- [What you are asked to do]:
Determine how many lines of this material contain "Watch". Give only the number.

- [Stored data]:
========================

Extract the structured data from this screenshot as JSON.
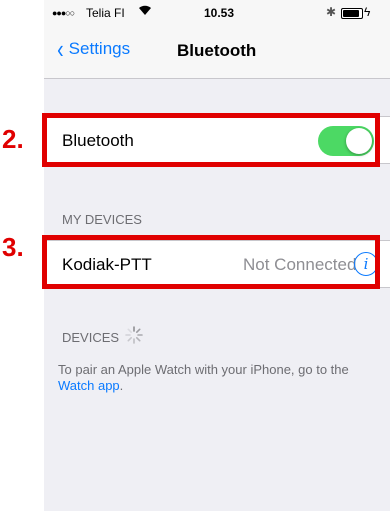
{
  "status_bar": {
    "signal": "●●●○○",
    "carrier": "Telia FI",
    "wifi_icon": "wifi-icon",
    "time": "10.53",
    "bluetooth_icon": "bluetooth-icon",
    "battery_level": 0.9,
    "charging_icon": "bolt-icon"
  },
  "nav": {
    "back_label": "Settings",
    "back_icon": "chevron-left-icon",
    "title": "Bluetooth"
  },
  "bluetooth_row": {
    "label": "Bluetooth",
    "toggle_on": true,
    "toggle_color": "#4cd964"
  },
  "my_devices": {
    "header": "MY DEVICES",
    "devices": [
      {
        "name": "Kodiak-PTT",
        "status": "Not Connected",
        "info_icon": "i"
      }
    ]
  },
  "devices": {
    "header": "DEVICES",
    "searching": true
  },
  "footnote": {
    "text": "To pair an Apple Watch with your iPhone, go to the ",
    "link": "Watch app",
    "after": "."
  },
  "annotations": {
    "step2": "2.",
    "step3": "3.",
    "color": "#e00000"
  },
  "accent": "#0a7aff"
}
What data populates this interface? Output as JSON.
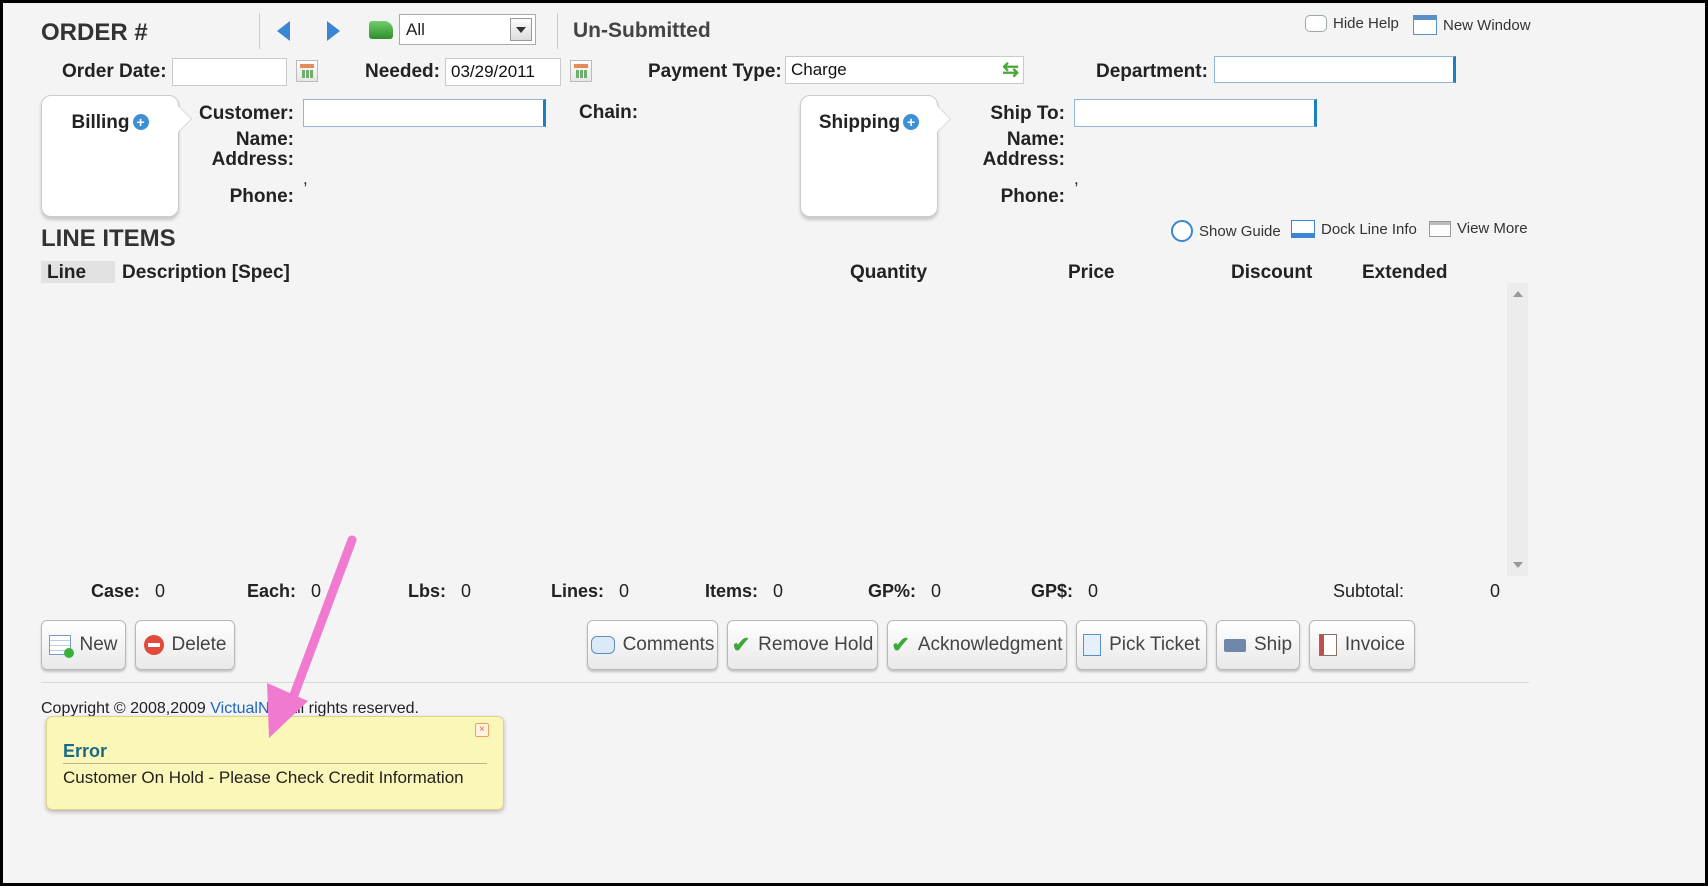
{
  "header": {
    "order_label": "ORDER #",
    "filter_value": "All",
    "status": "Un-Submitted",
    "hide_help": "Hide Help",
    "new_window": "New Window"
  },
  "form": {
    "order_date_label": "Order Date:",
    "order_date_value": "",
    "needed_label": "Needed:",
    "needed_value": "03/29/2011",
    "payment_type_label": "Payment Type:",
    "payment_type_value": "Charge",
    "department_label": "Department:",
    "department_value": ""
  },
  "billing": {
    "tab_label": "Billing",
    "customer_label": "Customer:",
    "name_label": "Name:",
    "address_label": "Address:",
    "phone_label": "Phone:",
    "comma": ",",
    "chain_label": "Chain:"
  },
  "shipping": {
    "tab_label": "Shipping",
    "ship_to_label": "Ship To:",
    "name_label": "Name:",
    "address_label": "Address:",
    "phone_label": "Phone:",
    "comma": ","
  },
  "line_items": {
    "title": "LINE ITEMS",
    "show_guide": "Show Guide",
    "dock_line_info": "Dock Line Info",
    "view_more": "View More",
    "columns": {
      "line": "Line",
      "description": "Description [Spec]",
      "quantity": "Quantity",
      "price": "Price",
      "discount": "Discount",
      "extended": "Extended"
    }
  },
  "totals": {
    "case_label": "Case:",
    "case_value": "0",
    "each_label": "Each:",
    "each_value": "0",
    "lbs_label": "Lbs:",
    "lbs_value": "0",
    "lines_label": "Lines:",
    "lines_value": "0",
    "items_label": "Items:",
    "items_value": "0",
    "gp_pct_label": "GP%:",
    "gp_pct_value": "0",
    "gp_dollar_label": "GP$:",
    "gp_dollar_value": "0",
    "subtotal_label": "Subtotal:",
    "subtotal_value": "0"
  },
  "buttons": {
    "new": "New",
    "delete": "Delete",
    "comments": "Comments",
    "remove_hold": "Remove Hold",
    "acknowledgment": "Acknowledgment",
    "pick_ticket": "Pick Ticket",
    "ship": "Ship",
    "invoice": "Invoice"
  },
  "footer": {
    "copyright_pre": "Copyright © 2008,2009",
    "link_text": "VictualNe",
    "copyright_post": ". All rights reserved."
  },
  "error": {
    "title": "Error",
    "message": "Customer On Hold - Please Check Credit Information"
  },
  "colors": {
    "accent_blue": "#1d7fc1",
    "annotation_pink": "#f07ad0",
    "error_bg": "#fbf7b8",
    "error_title": "#1a6a8a"
  }
}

========================

- [Answer to this problem]:
2